Dataset content:

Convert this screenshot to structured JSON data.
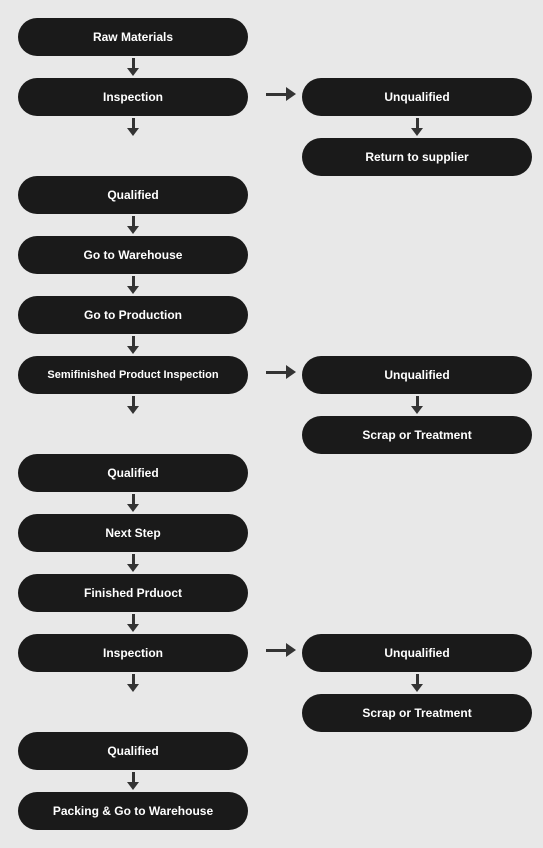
{
  "nodes": {
    "raw_materials": "Raw Materials",
    "inspection1": "Inspection",
    "qualified1": "Qualified",
    "go_to_warehouse": "Go to Warehouse",
    "go_to_production": "Go to Production",
    "semifinished_inspection": "Semifinished Product Inspection",
    "qualified2": "Qualified",
    "next_step": "Next Step",
    "finished_product": "Finished Prduoct",
    "inspection2": "Inspection",
    "qualified3": "Qualified",
    "packing": "Packing & Go to Warehouse",
    "unqualified1": "Unqualified",
    "return_supplier": "Return to supplier",
    "unqualified2": "Unqualified",
    "scrap_treatment1": "Scrap or Treatment",
    "unqualified3": "Unqualified",
    "scrap_treatment2": "Scrap or Treatment"
  }
}
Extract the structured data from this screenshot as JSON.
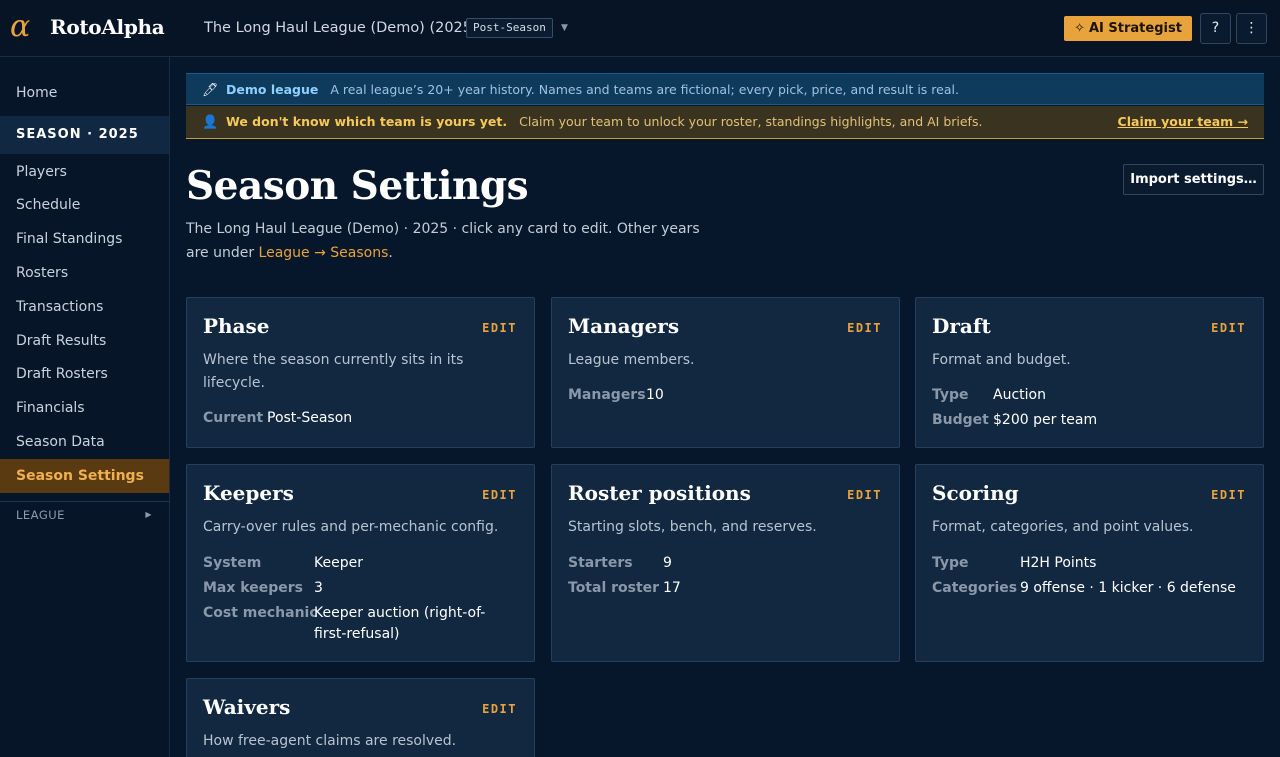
{
  "header": {
    "logo_glyph": "α",
    "app_name": "RotoAlpha",
    "league_name": "The Long Haul League (Demo) (2025)",
    "phase": "Post-Season",
    "ai_label": "AI Strategist",
    "help_label": "?",
    "menu_label": "⋮",
    "accent": "#e8a33c"
  },
  "sidebar": {
    "home": "Home",
    "section": "SEASON · 2025",
    "items": [
      "Players",
      "Schedule",
      "Final Standings",
      "Rosters",
      "Transactions",
      "Draft Results",
      "Draft Rosters",
      "Financials",
      "Season Data",
      "Season Settings"
    ],
    "active": "Season Settings",
    "league": "LEAGUE"
  },
  "banners": {
    "demo_lead": "Demo league",
    "demo_msg": "A real league’s 20+ year history. Names and teams are fictional; every pick, price, and result is real.",
    "claim_lead": "We don't know which team is yours yet.",
    "claim_msg": "Claim your team to unlock your roster, standings highlights, and AI briefs.",
    "claim_link": "Claim your team →"
  },
  "page": {
    "title": "Season Settings",
    "import_label": "Import settings…",
    "subtitle_prefix": "The Long Haul League (Demo) · 2025 · click any card to edit. Other years are under ",
    "subtitle_link": "League → Seasons",
    "subtitle_suffix": "."
  },
  "cards": {
    "edit_label": "EDIT",
    "phase": {
      "title": "Phase",
      "desc": "Where the season currently sits in its lifecycle.",
      "rows": [
        {
          "k": "Current",
          "v": "Post-Season"
        }
      ]
    },
    "managers": {
      "title": "Managers",
      "desc": "League members.",
      "rows": [
        {
          "k": "Managers",
          "v": "10"
        }
      ]
    },
    "draft": {
      "title": "Draft",
      "desc": "Format and budget.",
      "rows": [
        {
          "k": "Type",
          "v": "Auction"
        },
        {
          "k": "Budget",
          "v": "$200 per team"
        }
      ]
    },
    "keepers": {
      "title": "Keepers",
      "desc": "Carry-over rules and per-mechanic config.",
      "rows": [
        {
          "k": "System",
          "v": "Keeper"
        },
        {
          "k": "Max keepers",
          "v": "3"
        },
        {
          "k": "Cost mechanic",
          "v": "Keeper auction (right-of-first-refusal)"
        }
      ]
    },
    "roster": {
      "title": "Roster positions",
      "desc": "Starting slots, bench, and reserves.",
      "rows": [
        {
          "k": "Starters",
          "v": "9"
        },
        {
          "k": "Total roster",
          "v": "17"
        }
      ]
    },
    "scoring": {
      "title": "Scoring",
      "desc": "Format, categories, and point values.",
      "rows": [
        {
          "k": "Type",
          "v": "H2H Points"
        },
        {
          "k": "Categories",
          "v": "9 offense · 1 kicker · 6 defense"
        }
      ]
    },
    "waivers": {
      "title": "Waivers",
      "desc": "How free-agent claims are resolved."
    }
  }
}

Exercise prompt:
Reproduce each entry precisely, dropping only the pictures.

Answer to the task:
Convert this screenshot to structured JSON data.
{
  "nodes": {
    "raw_materials": "Raw Materials",
    "inspection1": "Inspection",
    "qualified1": "Qualified",
    "go_to_warehouse": "Go to Warehouse",
    "go_to_production": "Go to Production",
    "semifinished_inspection": "Semifinished Product Inspection",
    "qualified2": "Qualified",
    "next_step": "Next Step",
    "finished_product": "Finished Prduoct",
    "inspection2": "Inspection",
    "qualified3": "Qualified",
    "packing": "Packing & Go to Warehouse",
    "unqualified1": "Unqualified",
    "return_supplier": "Return to supplier",
    "unqualified2": "Unqualified",
    "scrap_treatment1": "Scrap or Treatment",
    "unqualified3": "Unqualified",
    "scrap_treatment2": "Scrap or Treatment"
  }
}
Extract the structured data from this screenshot as JSON.
{
  "header": {
    "logo_glyph": "α",
    "app_name": "RotoAlpha",
    "league_name": "The Long Haul League (Demo) (2025)",
    "phase": "Post-Season",
    "ai_label": "AI Strategist",
    "help_label": "?",
    "menu_label": "⋮",
    "accent": "#e8a33c"
  },
  "sidebar": {
    "home": "Home",
    "section": "SEASON · 2025",
    "items": [
      "Players",
      "Schedule",
      "Final Standings",
      "Rosters",
      "Transactions",
      "Draft Results",
      "Draft Rosters",
      "Financials",
      "Season Data",
      "Season Settings"
    ],
    "active": "Season Settings",
    "league": "LEAGUE"
  },
  "banners": {
    "demo_lead": "Demo league",
    "demo_msg": "A real league’s 20+ year history. Names and teams are fictional; every pick, price, and result is real.",
    "claim_lead": "We don't know which team is yours yet.",
    "claim_msg": "Claim your team to unlock your roster, standings highlights, and AI briefs.",
    "claim_link": "Claim your team →"
  },
  "page": {
    "title": "Season Settings",
    "import_label": "Import settings…",
    "subtitle_prefix": "The Long Haul League (Demo) · 2025 · click any card to edit. Other years are under ",
    "subtitle_link": "League → Seasons",
    "subtitle_suffix": "."
  },
  "cards": {
    "edit_label": "EDIT",
    "phase": {
      "title": "Phase",
      "desc": "Where the season currently sits in its lifecycle.",
      "rows": [
        {
          "k": "Current",
          "v": "Post-Season"
        }
      ]
    },
    "managers": {
      "title": "Managers",
      "desc": "League members.",
      "rows": [
        {
          "k": "Managers",
          "v": "10"
        }
      ]
    },
    "draft": {
      "title": "Draft",
      "desc": "Format and budget.",
      "rows": [
        {
          "k": "Type",
          "v": "Auction"
        },
        {
          "k": "Budget",
          "v": "$200 per team"
        }
      ]
    },
    "keepers": {
      "title": "Keepers",
      "desc": "Carry-over rules and per-mechanic config.",
      "rows": [
        {
          "k": "System",
          "v": "Keeper"
        },
        {
          "k": "Max keepers",
          "v": "3"
        },
        {
          "k": "Cost mechanic",
          "v": "Keeper auction (right-of-first-refusal)"
        }
      ]
    },
    "roster": {
      "title": "Roster positions",
      "desc": "Starting slots, bench, and reserves.",
      "rows": [
        {
          "k": "Starters",
          "v": "9"
        },
        {
          "k": "Total roster",
          "v": "17"
        }
      ]
    },
    "scoring": {
      "title": "Scoring",
      "desc": "Format, categories, and point values.",
      "rows": [
        {
          "k": "Type",
          "v": "H2H Points"
        },
        {
          "k": "Categories",
          "v": "9 offense · 1 kicker · 6 defense"
        }
      ]
    },
    "waivers": {
      "title": "Waivers",
      "desc": "How free-agent claims are resolved."
    }
  }
}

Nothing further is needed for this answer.